▸ **DO THIS**
Copy each line of the data below with the word "Reflectivity".

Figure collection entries
....

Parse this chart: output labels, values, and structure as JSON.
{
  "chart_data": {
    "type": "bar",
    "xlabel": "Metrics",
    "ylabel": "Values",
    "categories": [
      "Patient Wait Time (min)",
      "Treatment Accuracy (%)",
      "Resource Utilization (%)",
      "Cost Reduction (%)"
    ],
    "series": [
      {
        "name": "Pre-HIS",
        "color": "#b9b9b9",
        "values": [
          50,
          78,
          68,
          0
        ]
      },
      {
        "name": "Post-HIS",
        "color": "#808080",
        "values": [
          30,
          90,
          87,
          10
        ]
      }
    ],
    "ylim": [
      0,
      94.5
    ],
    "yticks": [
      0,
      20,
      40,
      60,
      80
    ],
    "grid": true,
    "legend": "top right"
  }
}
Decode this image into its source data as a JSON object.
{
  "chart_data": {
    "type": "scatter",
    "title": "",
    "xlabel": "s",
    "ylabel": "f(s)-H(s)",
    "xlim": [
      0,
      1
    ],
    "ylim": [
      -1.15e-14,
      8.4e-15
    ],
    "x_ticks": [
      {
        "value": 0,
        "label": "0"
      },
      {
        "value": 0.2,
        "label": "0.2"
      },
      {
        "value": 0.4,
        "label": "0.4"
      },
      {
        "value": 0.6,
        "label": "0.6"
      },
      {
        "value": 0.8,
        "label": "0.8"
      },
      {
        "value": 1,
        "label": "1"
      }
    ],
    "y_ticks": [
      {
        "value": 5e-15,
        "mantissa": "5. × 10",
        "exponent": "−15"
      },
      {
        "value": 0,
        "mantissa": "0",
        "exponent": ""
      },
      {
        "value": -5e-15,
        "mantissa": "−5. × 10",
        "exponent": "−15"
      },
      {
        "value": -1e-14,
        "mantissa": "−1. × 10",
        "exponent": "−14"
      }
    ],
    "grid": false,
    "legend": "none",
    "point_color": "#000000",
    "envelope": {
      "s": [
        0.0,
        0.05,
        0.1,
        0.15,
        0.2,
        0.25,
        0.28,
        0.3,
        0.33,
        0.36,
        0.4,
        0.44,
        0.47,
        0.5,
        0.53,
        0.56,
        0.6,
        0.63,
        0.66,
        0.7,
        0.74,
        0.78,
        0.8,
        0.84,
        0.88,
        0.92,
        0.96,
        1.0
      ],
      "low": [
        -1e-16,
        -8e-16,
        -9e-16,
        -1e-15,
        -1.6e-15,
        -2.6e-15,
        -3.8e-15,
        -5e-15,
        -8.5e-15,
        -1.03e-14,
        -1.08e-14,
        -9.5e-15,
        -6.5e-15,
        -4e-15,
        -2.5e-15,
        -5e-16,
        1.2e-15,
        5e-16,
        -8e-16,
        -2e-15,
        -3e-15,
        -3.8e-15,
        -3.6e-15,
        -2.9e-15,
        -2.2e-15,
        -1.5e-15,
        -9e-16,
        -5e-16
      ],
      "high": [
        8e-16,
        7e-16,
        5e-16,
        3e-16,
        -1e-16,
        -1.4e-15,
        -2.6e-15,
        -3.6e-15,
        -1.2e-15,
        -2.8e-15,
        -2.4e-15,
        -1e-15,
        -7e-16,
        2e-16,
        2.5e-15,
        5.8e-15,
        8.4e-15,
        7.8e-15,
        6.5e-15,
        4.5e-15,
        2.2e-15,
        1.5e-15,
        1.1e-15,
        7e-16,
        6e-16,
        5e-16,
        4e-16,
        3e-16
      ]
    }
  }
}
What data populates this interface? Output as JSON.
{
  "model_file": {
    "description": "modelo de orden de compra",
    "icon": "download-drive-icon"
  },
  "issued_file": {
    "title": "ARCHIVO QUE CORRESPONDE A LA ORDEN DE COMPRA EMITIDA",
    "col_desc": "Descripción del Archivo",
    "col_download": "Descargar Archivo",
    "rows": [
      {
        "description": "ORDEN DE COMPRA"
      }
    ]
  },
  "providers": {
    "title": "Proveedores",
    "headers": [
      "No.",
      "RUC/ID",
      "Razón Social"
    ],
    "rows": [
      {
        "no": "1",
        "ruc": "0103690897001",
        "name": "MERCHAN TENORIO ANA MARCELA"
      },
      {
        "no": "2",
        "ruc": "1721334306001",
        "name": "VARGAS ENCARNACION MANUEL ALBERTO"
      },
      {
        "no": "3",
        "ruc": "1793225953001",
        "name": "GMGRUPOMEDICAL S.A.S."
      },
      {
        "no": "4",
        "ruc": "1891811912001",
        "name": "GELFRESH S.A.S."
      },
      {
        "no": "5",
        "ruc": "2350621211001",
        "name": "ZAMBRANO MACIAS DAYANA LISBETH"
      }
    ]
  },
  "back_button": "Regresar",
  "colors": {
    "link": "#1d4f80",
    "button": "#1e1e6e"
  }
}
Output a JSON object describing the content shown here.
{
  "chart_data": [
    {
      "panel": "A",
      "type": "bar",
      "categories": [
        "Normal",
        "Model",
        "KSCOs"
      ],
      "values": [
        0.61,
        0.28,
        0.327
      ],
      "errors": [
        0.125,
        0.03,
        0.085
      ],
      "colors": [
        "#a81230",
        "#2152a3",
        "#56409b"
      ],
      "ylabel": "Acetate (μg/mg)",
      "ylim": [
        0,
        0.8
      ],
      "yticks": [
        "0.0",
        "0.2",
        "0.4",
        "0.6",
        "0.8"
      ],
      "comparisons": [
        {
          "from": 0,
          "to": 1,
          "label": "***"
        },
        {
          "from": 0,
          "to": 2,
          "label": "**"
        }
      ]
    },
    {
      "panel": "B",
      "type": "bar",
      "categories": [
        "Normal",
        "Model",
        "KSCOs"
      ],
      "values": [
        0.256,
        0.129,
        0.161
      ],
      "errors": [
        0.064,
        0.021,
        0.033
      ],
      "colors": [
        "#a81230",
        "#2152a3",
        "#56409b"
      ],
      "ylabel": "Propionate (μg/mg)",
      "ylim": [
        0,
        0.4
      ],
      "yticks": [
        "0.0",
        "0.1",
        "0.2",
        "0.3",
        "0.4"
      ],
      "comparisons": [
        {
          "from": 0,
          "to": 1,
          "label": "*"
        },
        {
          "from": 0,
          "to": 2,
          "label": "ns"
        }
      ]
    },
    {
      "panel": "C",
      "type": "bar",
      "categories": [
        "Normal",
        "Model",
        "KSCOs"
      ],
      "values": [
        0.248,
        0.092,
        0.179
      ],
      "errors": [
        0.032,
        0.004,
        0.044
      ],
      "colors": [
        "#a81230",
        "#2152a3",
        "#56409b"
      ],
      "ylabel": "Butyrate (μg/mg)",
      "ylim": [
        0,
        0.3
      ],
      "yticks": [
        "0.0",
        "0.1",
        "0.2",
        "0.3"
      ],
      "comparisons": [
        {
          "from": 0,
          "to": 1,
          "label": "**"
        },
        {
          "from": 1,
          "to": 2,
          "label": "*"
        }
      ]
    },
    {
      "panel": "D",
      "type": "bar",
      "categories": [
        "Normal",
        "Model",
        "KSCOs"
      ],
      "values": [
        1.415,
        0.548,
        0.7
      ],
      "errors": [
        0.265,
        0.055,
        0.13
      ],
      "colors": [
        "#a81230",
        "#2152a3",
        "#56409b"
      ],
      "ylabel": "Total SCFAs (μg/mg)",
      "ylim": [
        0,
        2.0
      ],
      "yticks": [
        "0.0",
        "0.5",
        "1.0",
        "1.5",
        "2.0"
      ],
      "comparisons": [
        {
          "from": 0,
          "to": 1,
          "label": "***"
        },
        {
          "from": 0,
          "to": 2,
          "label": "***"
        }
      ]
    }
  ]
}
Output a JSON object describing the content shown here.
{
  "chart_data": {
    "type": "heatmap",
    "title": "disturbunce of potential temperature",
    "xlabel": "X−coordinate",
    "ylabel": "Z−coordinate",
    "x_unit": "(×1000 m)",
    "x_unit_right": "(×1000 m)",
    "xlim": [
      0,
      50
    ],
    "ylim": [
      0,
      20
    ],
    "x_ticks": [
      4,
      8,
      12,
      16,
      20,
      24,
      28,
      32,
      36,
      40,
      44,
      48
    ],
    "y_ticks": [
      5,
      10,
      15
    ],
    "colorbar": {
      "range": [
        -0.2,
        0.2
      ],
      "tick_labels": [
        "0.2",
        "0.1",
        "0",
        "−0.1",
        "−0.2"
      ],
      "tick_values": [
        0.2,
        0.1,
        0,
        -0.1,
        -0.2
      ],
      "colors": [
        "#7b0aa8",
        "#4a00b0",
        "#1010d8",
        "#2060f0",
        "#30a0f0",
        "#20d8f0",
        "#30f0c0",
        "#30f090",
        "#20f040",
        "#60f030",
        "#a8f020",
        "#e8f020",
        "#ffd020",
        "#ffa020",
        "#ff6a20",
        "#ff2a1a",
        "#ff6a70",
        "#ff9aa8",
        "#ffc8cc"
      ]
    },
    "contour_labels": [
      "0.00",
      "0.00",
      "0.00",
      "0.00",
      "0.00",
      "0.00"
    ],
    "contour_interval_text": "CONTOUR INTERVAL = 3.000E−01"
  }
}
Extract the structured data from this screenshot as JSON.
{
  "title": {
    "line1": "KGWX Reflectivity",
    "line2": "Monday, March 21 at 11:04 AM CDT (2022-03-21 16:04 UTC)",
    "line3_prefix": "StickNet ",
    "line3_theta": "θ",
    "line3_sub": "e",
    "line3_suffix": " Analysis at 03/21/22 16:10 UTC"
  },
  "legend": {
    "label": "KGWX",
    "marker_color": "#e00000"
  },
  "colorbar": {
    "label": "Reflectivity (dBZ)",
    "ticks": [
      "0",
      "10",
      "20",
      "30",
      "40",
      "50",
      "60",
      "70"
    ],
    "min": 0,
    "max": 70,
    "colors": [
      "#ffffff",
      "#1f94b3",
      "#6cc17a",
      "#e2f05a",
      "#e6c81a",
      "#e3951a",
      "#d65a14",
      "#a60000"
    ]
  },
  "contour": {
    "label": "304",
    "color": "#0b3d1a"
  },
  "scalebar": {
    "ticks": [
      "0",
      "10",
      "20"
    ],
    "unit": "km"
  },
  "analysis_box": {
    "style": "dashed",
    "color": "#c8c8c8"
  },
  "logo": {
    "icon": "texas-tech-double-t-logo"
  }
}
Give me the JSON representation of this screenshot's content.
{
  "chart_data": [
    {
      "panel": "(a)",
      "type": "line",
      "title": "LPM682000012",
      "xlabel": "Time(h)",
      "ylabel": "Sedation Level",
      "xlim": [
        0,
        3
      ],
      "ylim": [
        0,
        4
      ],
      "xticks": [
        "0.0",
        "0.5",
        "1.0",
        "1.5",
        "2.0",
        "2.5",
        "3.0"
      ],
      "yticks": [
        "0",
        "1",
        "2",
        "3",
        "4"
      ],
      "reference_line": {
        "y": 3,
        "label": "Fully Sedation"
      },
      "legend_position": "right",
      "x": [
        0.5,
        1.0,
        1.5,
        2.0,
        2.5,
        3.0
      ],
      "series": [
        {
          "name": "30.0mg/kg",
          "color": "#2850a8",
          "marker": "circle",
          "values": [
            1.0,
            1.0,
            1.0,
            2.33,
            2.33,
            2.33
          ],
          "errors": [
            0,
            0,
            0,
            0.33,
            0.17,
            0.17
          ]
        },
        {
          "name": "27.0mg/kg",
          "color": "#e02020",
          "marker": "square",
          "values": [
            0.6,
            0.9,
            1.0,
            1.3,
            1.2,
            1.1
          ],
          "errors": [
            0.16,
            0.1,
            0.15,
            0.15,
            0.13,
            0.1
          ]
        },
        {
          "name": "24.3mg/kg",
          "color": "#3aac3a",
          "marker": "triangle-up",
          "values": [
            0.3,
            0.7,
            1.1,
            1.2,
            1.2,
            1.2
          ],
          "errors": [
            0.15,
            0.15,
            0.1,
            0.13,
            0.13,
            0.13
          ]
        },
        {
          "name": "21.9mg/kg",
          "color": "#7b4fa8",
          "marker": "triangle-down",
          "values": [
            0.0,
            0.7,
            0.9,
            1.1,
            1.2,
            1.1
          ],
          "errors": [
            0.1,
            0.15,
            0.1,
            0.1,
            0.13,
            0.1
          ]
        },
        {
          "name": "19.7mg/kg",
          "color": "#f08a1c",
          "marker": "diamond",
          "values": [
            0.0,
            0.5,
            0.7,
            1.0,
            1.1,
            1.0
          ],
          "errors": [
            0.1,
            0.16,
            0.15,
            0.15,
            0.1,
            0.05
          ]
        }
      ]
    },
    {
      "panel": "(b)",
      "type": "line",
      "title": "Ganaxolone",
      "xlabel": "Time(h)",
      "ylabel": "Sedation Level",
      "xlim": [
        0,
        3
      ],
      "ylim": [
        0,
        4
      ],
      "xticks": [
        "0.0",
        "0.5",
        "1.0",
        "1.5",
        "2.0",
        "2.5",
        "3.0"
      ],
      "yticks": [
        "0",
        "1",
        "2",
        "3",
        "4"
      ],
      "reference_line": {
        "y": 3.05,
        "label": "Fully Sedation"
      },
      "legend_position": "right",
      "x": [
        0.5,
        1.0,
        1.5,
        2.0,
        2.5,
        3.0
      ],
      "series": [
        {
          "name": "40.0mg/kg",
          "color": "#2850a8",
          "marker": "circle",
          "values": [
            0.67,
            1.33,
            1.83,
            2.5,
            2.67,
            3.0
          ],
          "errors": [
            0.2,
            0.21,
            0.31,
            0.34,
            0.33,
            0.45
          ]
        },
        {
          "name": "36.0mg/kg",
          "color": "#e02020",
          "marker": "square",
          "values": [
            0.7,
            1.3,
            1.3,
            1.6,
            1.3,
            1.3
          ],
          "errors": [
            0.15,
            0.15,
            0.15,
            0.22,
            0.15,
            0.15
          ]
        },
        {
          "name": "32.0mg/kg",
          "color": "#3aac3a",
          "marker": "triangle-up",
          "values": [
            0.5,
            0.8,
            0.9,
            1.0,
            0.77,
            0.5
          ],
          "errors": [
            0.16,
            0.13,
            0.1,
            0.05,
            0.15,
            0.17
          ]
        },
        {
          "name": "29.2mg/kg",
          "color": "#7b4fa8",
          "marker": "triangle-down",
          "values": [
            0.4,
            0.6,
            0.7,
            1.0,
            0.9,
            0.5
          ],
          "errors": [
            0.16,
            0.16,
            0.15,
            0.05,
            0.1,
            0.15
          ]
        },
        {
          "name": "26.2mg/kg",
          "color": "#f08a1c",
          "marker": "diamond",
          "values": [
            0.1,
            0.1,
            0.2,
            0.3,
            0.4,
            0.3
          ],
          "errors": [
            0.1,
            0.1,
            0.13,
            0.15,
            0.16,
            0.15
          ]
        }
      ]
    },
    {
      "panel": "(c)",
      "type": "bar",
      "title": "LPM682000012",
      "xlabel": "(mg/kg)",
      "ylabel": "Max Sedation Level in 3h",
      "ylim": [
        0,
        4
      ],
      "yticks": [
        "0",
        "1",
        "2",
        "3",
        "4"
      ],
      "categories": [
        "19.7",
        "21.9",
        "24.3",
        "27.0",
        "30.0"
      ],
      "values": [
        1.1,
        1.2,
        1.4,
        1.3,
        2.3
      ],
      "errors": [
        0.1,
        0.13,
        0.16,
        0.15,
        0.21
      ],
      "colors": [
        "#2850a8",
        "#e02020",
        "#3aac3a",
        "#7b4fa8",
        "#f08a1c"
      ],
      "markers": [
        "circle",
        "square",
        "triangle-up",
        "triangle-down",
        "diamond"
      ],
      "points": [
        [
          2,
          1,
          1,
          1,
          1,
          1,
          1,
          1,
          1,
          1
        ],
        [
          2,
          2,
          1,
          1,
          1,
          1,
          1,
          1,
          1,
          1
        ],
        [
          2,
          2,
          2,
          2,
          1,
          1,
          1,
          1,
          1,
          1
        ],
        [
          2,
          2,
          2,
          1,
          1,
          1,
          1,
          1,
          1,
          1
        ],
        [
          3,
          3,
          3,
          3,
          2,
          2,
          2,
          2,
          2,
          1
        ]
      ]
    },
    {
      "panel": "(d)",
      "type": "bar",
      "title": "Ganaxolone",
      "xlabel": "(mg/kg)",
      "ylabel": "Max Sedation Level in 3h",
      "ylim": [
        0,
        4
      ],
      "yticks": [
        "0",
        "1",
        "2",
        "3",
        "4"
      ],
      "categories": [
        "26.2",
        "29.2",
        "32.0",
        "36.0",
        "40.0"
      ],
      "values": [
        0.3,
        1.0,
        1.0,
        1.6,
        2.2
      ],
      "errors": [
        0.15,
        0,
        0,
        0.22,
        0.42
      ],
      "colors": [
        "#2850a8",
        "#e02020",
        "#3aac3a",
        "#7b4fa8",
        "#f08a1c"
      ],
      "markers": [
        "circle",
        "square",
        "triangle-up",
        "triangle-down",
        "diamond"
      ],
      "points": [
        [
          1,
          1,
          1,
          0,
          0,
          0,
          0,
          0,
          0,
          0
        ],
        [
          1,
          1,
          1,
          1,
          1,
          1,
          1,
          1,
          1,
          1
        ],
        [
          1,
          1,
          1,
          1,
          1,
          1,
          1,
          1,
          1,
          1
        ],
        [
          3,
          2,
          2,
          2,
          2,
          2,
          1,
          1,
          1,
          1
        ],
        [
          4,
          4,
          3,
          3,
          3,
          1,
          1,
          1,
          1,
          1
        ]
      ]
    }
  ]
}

....

▸ **PROBLEM SOLUTION**
    "line1": "KGWX Reflectivity",
    "label": "Reflectivity (dBZ)",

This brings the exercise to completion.